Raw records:
════════════════

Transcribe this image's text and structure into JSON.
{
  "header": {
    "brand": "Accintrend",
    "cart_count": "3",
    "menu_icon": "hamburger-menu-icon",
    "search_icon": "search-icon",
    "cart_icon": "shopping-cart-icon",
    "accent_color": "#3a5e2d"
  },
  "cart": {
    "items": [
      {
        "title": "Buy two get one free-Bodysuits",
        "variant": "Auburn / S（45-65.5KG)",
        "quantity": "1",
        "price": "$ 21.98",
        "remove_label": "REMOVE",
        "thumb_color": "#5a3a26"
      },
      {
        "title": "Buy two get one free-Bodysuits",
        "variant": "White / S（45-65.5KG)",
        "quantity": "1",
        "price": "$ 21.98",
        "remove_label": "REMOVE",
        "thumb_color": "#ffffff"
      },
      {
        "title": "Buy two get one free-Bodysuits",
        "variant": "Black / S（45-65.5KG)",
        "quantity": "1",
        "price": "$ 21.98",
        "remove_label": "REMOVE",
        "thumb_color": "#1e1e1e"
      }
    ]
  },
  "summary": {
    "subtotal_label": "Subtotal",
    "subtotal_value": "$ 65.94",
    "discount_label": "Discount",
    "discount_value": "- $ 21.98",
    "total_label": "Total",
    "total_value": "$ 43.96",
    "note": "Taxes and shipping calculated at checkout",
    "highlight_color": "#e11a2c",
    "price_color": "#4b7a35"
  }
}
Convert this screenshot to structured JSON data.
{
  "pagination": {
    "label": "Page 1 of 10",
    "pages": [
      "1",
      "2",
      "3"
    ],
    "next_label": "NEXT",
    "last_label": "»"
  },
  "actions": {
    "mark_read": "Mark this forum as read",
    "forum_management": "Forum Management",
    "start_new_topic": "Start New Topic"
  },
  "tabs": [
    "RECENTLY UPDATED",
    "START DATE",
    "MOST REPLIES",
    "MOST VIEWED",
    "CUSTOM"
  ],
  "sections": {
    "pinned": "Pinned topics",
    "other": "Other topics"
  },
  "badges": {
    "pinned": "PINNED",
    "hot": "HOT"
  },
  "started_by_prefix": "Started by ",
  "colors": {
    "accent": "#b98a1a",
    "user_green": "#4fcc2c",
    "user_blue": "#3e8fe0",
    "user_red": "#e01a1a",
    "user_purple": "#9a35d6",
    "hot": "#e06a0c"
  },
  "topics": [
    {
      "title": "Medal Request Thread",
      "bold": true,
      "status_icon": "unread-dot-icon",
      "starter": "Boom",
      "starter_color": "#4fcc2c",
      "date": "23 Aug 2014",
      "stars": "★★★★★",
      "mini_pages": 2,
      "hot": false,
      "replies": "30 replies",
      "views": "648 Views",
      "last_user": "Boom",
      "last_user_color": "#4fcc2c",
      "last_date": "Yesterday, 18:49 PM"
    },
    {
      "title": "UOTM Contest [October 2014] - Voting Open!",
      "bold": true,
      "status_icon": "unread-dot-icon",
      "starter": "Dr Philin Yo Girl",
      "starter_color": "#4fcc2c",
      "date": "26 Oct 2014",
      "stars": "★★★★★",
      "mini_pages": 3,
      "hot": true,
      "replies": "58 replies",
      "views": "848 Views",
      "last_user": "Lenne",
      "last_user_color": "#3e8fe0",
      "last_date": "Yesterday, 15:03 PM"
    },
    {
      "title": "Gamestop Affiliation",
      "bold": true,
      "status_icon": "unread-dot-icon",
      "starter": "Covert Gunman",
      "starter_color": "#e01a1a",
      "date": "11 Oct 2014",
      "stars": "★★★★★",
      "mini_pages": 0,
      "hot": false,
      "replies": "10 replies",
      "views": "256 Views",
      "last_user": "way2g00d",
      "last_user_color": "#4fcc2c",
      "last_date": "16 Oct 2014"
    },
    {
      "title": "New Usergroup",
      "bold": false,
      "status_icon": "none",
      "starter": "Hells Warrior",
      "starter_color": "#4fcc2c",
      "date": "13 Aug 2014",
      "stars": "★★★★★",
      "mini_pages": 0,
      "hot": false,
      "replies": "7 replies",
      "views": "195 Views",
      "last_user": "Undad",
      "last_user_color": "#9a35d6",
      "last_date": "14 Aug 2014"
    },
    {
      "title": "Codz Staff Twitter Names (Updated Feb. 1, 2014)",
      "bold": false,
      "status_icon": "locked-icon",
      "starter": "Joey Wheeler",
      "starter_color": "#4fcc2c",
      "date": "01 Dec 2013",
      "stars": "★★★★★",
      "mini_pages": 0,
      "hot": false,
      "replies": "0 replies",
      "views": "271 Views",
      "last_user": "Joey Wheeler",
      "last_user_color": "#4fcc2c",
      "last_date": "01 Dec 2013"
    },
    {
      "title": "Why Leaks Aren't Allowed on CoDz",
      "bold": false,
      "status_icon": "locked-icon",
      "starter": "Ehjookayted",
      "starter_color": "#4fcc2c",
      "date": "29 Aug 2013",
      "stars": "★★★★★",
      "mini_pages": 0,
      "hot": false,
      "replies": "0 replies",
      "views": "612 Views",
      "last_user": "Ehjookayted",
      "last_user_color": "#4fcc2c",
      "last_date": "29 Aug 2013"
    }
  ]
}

════════════════

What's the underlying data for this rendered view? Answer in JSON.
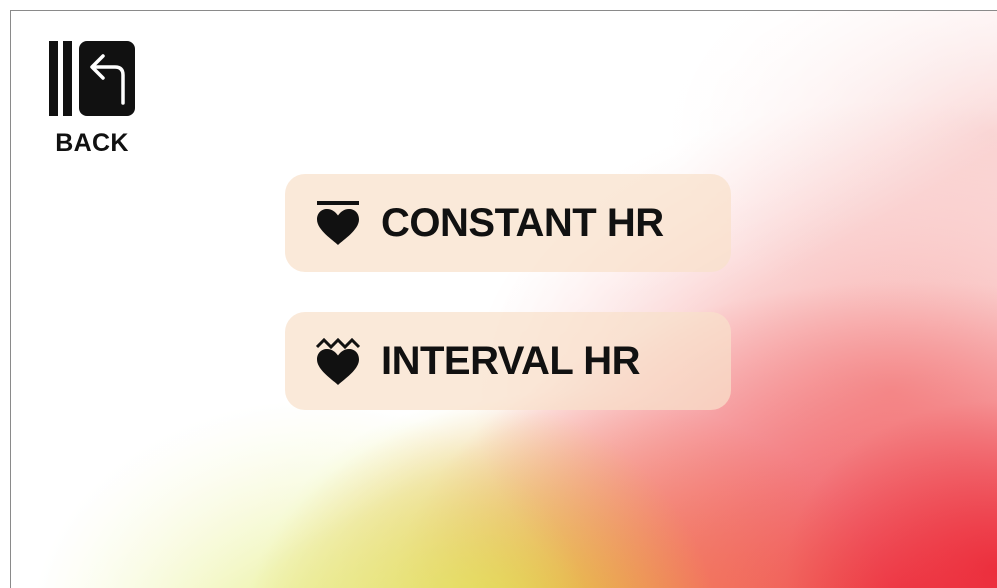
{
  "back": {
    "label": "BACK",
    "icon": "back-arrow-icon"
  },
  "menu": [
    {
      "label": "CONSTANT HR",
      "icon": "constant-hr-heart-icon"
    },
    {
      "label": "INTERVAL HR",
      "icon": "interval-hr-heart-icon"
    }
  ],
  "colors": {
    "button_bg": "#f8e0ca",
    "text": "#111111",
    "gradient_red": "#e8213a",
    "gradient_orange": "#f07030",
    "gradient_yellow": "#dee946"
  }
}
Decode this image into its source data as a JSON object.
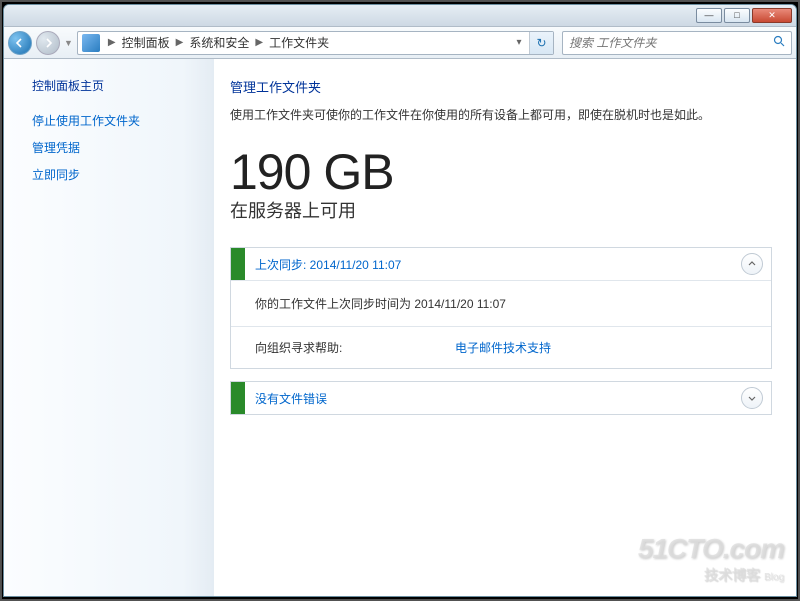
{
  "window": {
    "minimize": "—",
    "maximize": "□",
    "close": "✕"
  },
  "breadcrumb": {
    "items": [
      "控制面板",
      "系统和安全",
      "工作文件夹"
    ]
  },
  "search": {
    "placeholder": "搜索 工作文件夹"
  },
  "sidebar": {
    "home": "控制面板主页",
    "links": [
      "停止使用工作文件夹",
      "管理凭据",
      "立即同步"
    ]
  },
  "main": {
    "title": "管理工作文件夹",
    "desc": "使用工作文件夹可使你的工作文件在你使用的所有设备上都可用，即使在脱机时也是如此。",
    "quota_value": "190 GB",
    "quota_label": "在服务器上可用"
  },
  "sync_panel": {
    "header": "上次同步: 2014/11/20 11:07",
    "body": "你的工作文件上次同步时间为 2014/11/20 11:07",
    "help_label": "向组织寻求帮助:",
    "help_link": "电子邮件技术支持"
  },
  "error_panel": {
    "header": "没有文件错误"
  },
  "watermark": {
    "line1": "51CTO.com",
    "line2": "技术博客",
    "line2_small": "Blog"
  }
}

════════════════

From the entries above, extract each line containing "text".

Transcribe this image's text and structure into JSON.
    "text": "#111111",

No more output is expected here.